Data entries:

——————————

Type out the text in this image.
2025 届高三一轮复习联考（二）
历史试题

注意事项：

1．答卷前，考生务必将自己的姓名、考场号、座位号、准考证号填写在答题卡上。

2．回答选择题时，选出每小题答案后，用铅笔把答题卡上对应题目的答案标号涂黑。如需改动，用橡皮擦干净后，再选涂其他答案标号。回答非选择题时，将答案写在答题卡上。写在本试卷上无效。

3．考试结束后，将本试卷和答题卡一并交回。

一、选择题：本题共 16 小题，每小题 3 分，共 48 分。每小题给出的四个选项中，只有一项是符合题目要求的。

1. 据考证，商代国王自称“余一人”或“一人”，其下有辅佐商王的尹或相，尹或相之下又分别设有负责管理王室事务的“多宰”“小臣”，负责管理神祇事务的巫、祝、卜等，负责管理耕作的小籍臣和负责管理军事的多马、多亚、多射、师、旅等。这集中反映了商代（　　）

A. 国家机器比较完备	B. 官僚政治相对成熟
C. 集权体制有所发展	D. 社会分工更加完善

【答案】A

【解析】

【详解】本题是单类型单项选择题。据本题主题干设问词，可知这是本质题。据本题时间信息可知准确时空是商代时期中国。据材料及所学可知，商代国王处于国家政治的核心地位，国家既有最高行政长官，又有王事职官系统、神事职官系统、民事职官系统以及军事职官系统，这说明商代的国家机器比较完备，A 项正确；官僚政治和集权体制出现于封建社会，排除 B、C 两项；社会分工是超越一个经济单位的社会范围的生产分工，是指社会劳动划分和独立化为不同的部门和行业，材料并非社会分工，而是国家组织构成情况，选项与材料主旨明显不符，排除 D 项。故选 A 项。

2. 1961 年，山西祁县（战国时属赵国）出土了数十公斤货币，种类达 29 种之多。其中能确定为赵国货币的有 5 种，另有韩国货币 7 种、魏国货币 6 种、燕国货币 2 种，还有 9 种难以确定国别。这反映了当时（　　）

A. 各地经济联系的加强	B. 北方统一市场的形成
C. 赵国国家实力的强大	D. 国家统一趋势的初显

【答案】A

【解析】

——————————

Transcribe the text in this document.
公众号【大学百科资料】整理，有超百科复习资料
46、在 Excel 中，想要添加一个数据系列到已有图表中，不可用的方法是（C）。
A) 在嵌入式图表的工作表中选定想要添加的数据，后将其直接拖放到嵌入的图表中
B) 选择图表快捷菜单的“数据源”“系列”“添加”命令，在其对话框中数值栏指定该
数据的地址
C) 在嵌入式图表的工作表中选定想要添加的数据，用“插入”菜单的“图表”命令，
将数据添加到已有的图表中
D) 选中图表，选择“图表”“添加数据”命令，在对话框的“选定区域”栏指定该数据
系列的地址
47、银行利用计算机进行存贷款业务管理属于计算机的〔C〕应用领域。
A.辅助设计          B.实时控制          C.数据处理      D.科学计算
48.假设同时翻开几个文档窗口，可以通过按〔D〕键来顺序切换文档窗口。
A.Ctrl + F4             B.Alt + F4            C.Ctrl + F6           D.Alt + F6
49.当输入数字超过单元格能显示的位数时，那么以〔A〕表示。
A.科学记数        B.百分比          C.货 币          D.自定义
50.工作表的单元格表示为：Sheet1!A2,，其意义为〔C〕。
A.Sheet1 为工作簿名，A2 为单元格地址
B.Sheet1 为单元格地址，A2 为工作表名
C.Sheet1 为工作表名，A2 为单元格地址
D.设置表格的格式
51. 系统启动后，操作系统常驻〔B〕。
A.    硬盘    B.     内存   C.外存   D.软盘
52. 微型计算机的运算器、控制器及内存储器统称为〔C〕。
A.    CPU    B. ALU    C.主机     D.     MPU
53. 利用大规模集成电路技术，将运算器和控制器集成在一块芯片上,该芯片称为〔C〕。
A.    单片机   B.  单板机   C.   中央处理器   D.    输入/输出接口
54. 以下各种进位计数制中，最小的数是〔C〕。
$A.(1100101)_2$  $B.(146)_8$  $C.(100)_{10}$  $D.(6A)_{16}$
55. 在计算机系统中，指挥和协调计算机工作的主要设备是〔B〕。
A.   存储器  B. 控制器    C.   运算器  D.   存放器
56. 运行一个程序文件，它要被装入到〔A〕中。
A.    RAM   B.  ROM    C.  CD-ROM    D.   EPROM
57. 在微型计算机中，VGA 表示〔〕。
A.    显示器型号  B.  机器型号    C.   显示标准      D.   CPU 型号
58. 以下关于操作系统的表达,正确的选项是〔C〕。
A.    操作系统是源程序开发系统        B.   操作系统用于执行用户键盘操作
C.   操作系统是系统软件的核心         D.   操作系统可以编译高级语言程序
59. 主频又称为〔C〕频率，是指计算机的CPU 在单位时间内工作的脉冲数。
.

——————————

— Task prompt —
Pick out the lines containing the string "text" and show them.

— The result —
Type out the text in this image.
Transcribe the text in this document.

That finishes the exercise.